### What to produce
Reproduce all of the material word for word.

### Exercise material
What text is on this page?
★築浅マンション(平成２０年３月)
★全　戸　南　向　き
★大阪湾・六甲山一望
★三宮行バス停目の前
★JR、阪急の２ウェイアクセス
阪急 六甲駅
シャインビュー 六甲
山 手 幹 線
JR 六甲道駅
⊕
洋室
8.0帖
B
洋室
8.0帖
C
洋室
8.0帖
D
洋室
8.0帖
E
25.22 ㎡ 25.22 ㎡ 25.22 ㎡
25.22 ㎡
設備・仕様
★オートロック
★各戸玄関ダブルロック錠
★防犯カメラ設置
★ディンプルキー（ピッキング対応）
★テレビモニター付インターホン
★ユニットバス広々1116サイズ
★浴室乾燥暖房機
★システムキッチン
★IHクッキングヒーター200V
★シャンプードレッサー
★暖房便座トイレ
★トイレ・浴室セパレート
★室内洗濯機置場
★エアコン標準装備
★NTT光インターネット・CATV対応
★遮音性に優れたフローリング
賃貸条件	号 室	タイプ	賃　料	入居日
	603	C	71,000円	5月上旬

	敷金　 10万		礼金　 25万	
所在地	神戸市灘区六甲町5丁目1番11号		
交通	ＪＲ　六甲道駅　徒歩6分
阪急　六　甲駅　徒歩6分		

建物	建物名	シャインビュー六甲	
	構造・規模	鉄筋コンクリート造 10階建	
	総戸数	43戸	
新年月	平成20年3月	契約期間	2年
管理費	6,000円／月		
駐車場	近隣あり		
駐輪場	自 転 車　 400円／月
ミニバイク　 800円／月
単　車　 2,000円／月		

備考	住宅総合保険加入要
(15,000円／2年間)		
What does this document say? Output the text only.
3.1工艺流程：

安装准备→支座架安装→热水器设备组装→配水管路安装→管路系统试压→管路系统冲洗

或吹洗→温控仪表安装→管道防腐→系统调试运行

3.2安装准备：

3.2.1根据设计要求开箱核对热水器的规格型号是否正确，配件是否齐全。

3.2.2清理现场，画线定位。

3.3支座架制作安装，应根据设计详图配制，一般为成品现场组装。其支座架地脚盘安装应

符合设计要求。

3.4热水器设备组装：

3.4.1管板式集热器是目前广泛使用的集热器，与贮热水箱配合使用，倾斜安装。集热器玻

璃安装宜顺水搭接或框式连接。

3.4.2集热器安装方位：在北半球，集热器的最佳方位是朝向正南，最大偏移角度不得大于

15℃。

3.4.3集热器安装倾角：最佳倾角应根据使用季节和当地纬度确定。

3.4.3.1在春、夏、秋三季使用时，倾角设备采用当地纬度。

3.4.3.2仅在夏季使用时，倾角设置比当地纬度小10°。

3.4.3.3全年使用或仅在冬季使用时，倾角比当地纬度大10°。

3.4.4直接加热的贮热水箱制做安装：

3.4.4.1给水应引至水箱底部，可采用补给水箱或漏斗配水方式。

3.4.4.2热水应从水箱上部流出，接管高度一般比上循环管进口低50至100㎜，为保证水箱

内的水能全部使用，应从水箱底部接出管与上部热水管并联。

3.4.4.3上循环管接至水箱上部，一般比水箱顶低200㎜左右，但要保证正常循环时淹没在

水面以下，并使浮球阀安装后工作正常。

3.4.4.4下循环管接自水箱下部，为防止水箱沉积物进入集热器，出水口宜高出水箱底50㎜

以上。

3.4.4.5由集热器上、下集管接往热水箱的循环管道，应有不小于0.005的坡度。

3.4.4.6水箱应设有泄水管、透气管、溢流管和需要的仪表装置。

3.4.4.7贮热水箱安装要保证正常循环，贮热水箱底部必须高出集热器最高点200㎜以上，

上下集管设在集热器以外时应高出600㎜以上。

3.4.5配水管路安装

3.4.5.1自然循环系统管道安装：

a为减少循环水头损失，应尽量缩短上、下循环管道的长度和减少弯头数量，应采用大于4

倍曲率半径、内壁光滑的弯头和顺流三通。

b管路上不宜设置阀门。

### Task answer
What text is on this page?
★築浅マンション(平成２０年３月)
★全　戸　南　向　き
★大阪湾・六甲山一望
★三宮行バス停目の前
★JR、阪急の２ウェイアクセス
阪急 六甲駅
シャインビュー 六甲
山 手 幹 線
JR 六甲道駅
⊕
洋室
8.0帖
B
洋室
8.0帖
C
洋室
8.0帖
D
洋室
8.0帖
E
25.22 ㎡ 25.22 ㎡ 25.22 ㎡
25.22 ㎡
設備・仕様
★オートロック
★各戸玄関ダブルロック錠
★防犯カメラ設置
★ディンプルキー（ピッキング対応）
★テレビモニター付インターホン
★ユニットバス広々1116サイズ
★浴室乾燥暖房機
★システムキッチン
★IHクッキングヒーター200V
★シャンプードレッサー
★暖房便座トイレ
★トイレ・浴室セパレート
★室内洗濯機置場
★エアコン標準装備
★NTT光インターネット・CATV対応
★遮音性に優れたフローリング
賃貸条件	号 室	タイプ	賃　料	入居日
	603	C	71,000円	5月上旬

	敷金　 10万		礼金　 25万	
所在地	神戸市灘区六甲町5丁目1番11号		
交通	ＪＲ　六甲道駅　徒歩6分
阪急　六　甲駅　徒歩6分		

建物	建物名	シャインビュー六甲	
	構造・規模	鉄筋コンクリート造 10階建	
	総戸数	43戸	
新年月	平成20年3月	契約期間	2年
管理費	6,000円／月		
駐車場	近隣あり		
駐輪場	自 転 車　 400円／月
ミニバイク　 800円／月
単　車　 2,000円／月		

備考	住宅総合保険加入要
(15,000円／2年間)		
What does this document say? Output the text only.
3.1工艺流程：

安装准备→支座架安装→热水器设备组装→配水管路安装→管路系统试压→管路系统冲洗

或吹洗→温控仪表安装→管道防腐→系统调试运行

3.2安装准备：

3.2.1根据设计要求开箱核对热水器的规格型号是否正确，配件是否齐全。

3.2.2清理现场，画线定位。

3.3支座架制作安装，应根据设计详图配制，一般为成品现场组装。其支座架地脚盘安装应

符合设计要求。

3.4热水器设备组装：

3.4.1管板式集热器是目前广泛使用的集热器，与贮热水箱配合使用，倾斜安装。集热器玻

璃安装宜顺水搭接或框式连接。

3.4.2集热器安装方位：在北半球，集热器的最佳方位是朝向正南，最大偏移角度不得大于

15℃。

3.4.3集热器安装倾角：最佳倾角应根据使用季节和当地纬度确定。

3.4.3.1在春、夏、秋三季使用时，倾角设备采用当地纬度。

3.4.3.2仅在夏季使用时，倾角设置比当地纬度小10°。

3.4.3.3全年使用或仅在冬季使用时，倾角比当地纬度大10°。

3.4.4直接加热的贮热水箱制做安装：

3.4.4.1给水应引至水箱底部，可采用补给水箱或漏斗配水方式。

3.4.4.2热水应从水箱上部流出，接管高度一般比上循环管进口低50至100㎜，为保证水箱

内的水能全部使用，应从水箱底部接出管与上部热水管并联。

3.4.4.3上循环管接至水箱上部，一般比水箱顶低200㎜左右，但要保证正常循环时淹没在

水面以下，并使浮球阀安装后工作正常。

3.4.4.4下循环管接自水箱下部，为防止水箱沉积物进入集热器，出水口宜高出水箱底50㎜

以上。

3.4.4.5由集热器上、下集管接往热水箱的循环管道，应有不小于0.005的坡度。

3.4.4.6水箱应设有泄水管、透气管、溢流管和需要的仪表装置。

3.4.4.7贮热水箱安装要保证正常循环，贮热水箱底部必须高出集热器最高点200㎜以上，

上下集管设在集热器以外时应高出600㎜以上。

3.4.5配水管路安装

3.4.5.1自然循环系统管道安装：

a为减少循环水头损失，应尽量缩短上、下循环管道的长度和减少弯头数量，应采用大于4

倍曲率半径、内壁光滑的弯头和顺流三通。

b管路上不宜设置阀门。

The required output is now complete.